GOAL: Copy every line of the following data that includes the string "into".

STORED DATA:
╔══

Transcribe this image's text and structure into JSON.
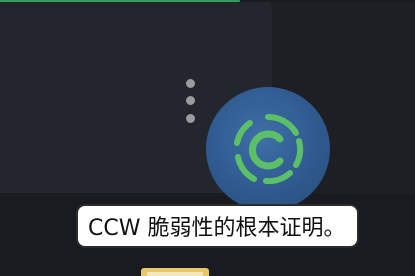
{
  "caption": {
    "text": "CCW 脆弱性的根本证明。"
  },
  "menu": {
    "icon": "more-vertical-icon"
  },
  "logo": {
    "icon": "ccw-logo-icon",
    "colors": {
      "circle": "#2f5a8f",
      "arc": "#5cc069",
      "inner_c": "#5cc069"
    }
  },
  "colors": {
    "background": "#1a1b20",
    "panel": "#24262e",
    "accent_bar": "#2f9e5a",
    "bottom_tab": "#e8c76a"
  }
}
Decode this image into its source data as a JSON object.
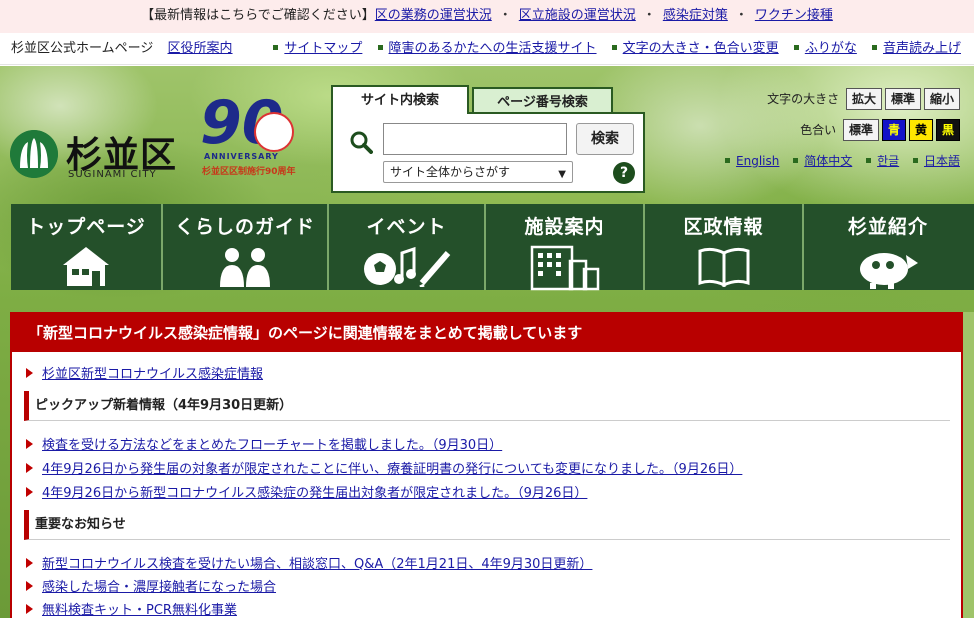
{
  "alert": {
    "prefix": "【最新情報はこちらでご確認ください】",
    "links": [
      "区の業務の運営状況",
      "区立施設の運営状況",
      "感染症対策",
      "ワクチン接種"
    ],
    "separator": "・"
  },
  "util": {
    "site_name": "杉並区公式ホームページ",
    "office_link": "区役所案内",
    "links": [
      "サイトマップ",
      "障害のあるかたへの生活支援サイト",
      "文字の大きさ・色合い変更",
      "ふりがな",
      "音声読み上げ"
    ]
  },
  "logo": {
    "name": "杉並区",
    "sub": "SUGINAMI CITY"
  },
  "anniversary": {
    "number": "90",
    "label": "ANNIVERSARY",
    "caption": "杉並区区制施行90周年"
  },
  "search": {
    "tab_site": "サイト内検索",
    "tab_page": "ページ番号検索",
    "input_value": "",
    "button": "検索",
    "scope": "サイト全体からさがす",
    "help": "?"
  },
  "text_size": {
    "label": "文字の大きさ",
    "buttons": [
      "拡大",
      "標準",
      "縮小"
    ]
  },
  "color": {
    "label": "色合い",
    "buttons": [
      "標準",
      "青",
      "黄",
      "黒"
    ]
  },
  "languages": [
    "English",
    "简体中文",
    "한글",
    "日本語"
  ],
  "gnav": [
    {
      "label": "トップページ",
      "icon": "house-icon"
    },
    {
      "label": "くらしのガイド",
      "icon": "people-icon"
    },
    {
      "label": "イベント",
      "icon": "event-icon"
    },
    {
      "label": "施設案内",
      "icon": "building-icon"
    },
    {
      "label": "区政情報",
      "icon": "book-icon"
    },
    {
      "label": "杉並紹介",
      "icon": "mascot-icon"
    }
  ],
  "covid": {
    "banner": "「新型コロナウイルス感染症情報」のページに関連情報をまとめて掲載しています",
    "top_link": "杉並区新型コロナウイルス感染症情報",
    "pickup_heading": "ピックアップ新着情報（4年9月30日更新）",
    "pickup_links": [
      "検査を受ける方法などをまとめたフローチャートを掲載しました。（9月30日）",
      "4年9月26日から発生届の対象者が限定されたことに伴い、療養証明書の発行についても変更になりました。（9月26日）",
      "4年9月26日から新型コロナウイルス感染症の発生届出対象者が限定されました。（9月26日）"
    ],
    "notice_heading": "重要なお知らせ",
    "notice_links": [
      "新型コロナウイルス検査を受けたい場合、相談窓口、Q&A（2年1月21日、4年9月30日更新）",
      "感染した場合・濃厚接触者になった場合",
      "無料検査キット・PCR無料化事業"
    ]
  }
}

╚══

WRITTEN RESPONSE:
Transcribe this image's text and structure into JSON.
Decode this image into its source data as a JSON object.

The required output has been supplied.